▸ **Records to process**:
========================================================================

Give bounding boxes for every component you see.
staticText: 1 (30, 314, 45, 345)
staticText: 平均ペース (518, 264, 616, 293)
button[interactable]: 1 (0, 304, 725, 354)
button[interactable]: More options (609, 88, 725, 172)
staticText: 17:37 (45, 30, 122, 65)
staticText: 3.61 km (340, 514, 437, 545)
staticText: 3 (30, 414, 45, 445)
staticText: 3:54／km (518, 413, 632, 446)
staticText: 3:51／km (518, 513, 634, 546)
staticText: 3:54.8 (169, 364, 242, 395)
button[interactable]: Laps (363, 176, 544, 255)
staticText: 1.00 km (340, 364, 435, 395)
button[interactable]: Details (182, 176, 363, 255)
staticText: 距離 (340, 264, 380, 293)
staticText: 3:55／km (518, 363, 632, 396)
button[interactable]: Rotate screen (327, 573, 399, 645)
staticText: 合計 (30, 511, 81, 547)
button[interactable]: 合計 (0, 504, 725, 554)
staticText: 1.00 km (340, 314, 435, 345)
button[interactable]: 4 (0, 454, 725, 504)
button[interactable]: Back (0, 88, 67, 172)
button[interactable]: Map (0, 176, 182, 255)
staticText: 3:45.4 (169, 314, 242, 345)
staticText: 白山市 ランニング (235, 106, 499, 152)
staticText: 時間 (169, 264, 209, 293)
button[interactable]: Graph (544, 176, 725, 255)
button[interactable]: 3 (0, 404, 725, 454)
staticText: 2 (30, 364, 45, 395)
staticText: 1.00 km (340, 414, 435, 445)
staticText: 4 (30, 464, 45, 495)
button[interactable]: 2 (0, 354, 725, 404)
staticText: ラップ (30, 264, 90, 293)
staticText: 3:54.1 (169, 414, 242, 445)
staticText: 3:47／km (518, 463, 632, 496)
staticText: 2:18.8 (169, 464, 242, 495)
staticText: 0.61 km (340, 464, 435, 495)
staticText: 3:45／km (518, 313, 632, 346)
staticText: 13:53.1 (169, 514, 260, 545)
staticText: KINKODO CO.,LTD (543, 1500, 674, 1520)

========================================================================

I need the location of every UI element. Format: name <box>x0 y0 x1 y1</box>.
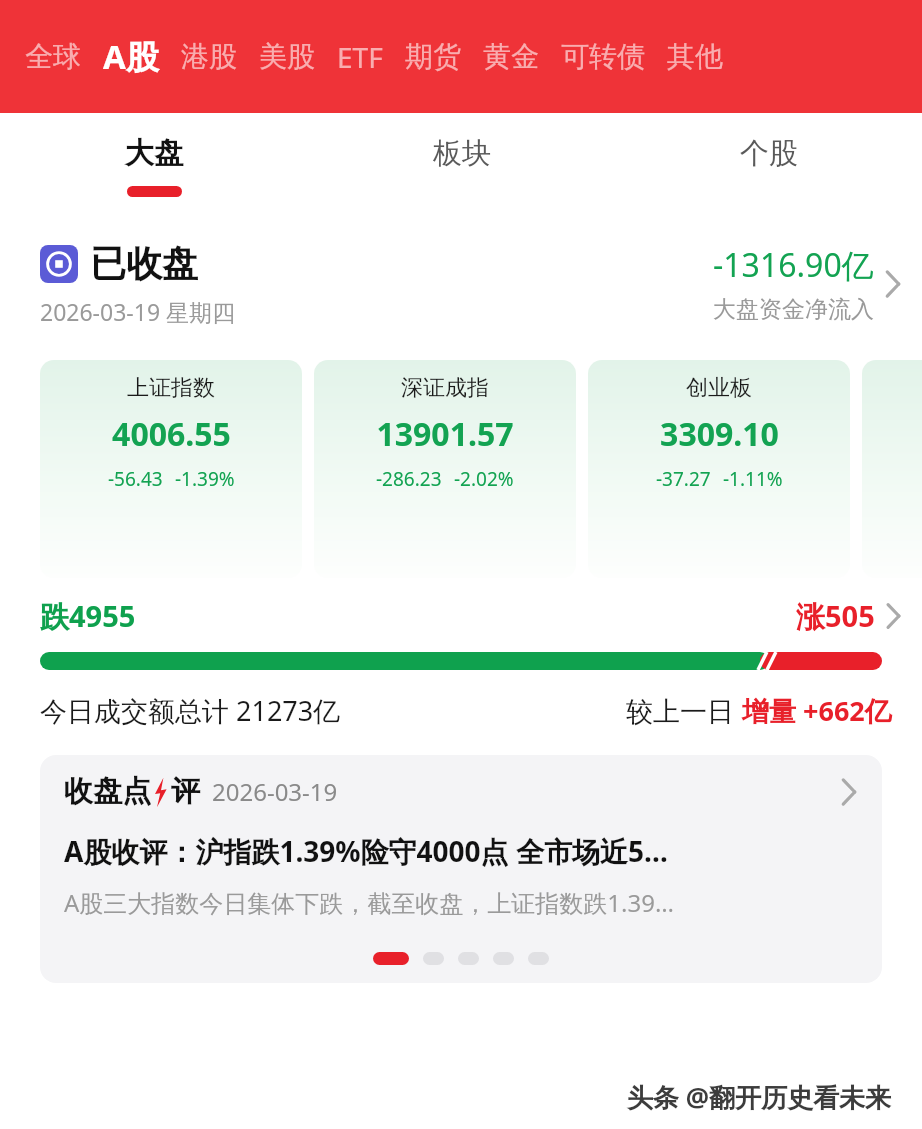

========================================================================

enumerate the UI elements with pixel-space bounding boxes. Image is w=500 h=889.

========================================================================

▸ **Challenge**: Reproduce verbatim the lines that start with the one containing "Give bounding boxes" and end with the one containing "staticText: 1.00 km (340, 414, 435, 445)", including both of those lines.

▸ **Answer for the task**:
Give bounding boxes for every component you see.
staticText: 1 (30, 314, 45, 345)
staticText: 平均ペース (518, 264, 616, 293)
button[interactable]: 1 (0, 304, 725, 354)
button[interactable]: More options (609, 88, 725, 172)
staticText: 17:37 (45, 30, 122, 65)
staticText: 3.61 km (340, 514, 437, 545)
staticText: 3 (30, 414, 45, 445)
staticText: 3:54／km (518, 413, 632, 446)
staticText: 3:51／km (518, 513, 634, 546)
staticText: 3:54.8 (169, 364, 242, 395)
button[interactable]: Laps (363, 176, 544, 255)
staticText: 1.00 km (340, 364, 435, 395)
button[interactable]: Details (182, 176, 363, 255)
staticText: 距離 (340, 264, 380, 293)
staticText: 3:55／km (518, 363, 632, 396)
button[interactable]: Rotate screen (327, 573, 399, 645)
staticText: 合計 (30, 511, 81, 547)
button[interactable]: 合計 (0, 504, 725, 554)
staticText: 1.00 km (340, 314, 435, 345)
button[interactable]: 4 (0, 454, 725, 504)
button[interactable]: Back (0, 88, 67, 172)
button[interactable]: Map (0, 176, 182, 255)
staticText: 3:45.4 (169, 314, 242, 345)
staticText: 白山市 ランニング (235, 106, 499, 152)
staticText: 時間 (169, 264, 209, 293)
button[interactable]: Graph (544, 176, 725, 255)
button[interactable]: 3 (0, 404, 725, 454)
staticText: 2 (30, 364, 45, 395)
staticText: 1.00 km (340, 414, 435, 445)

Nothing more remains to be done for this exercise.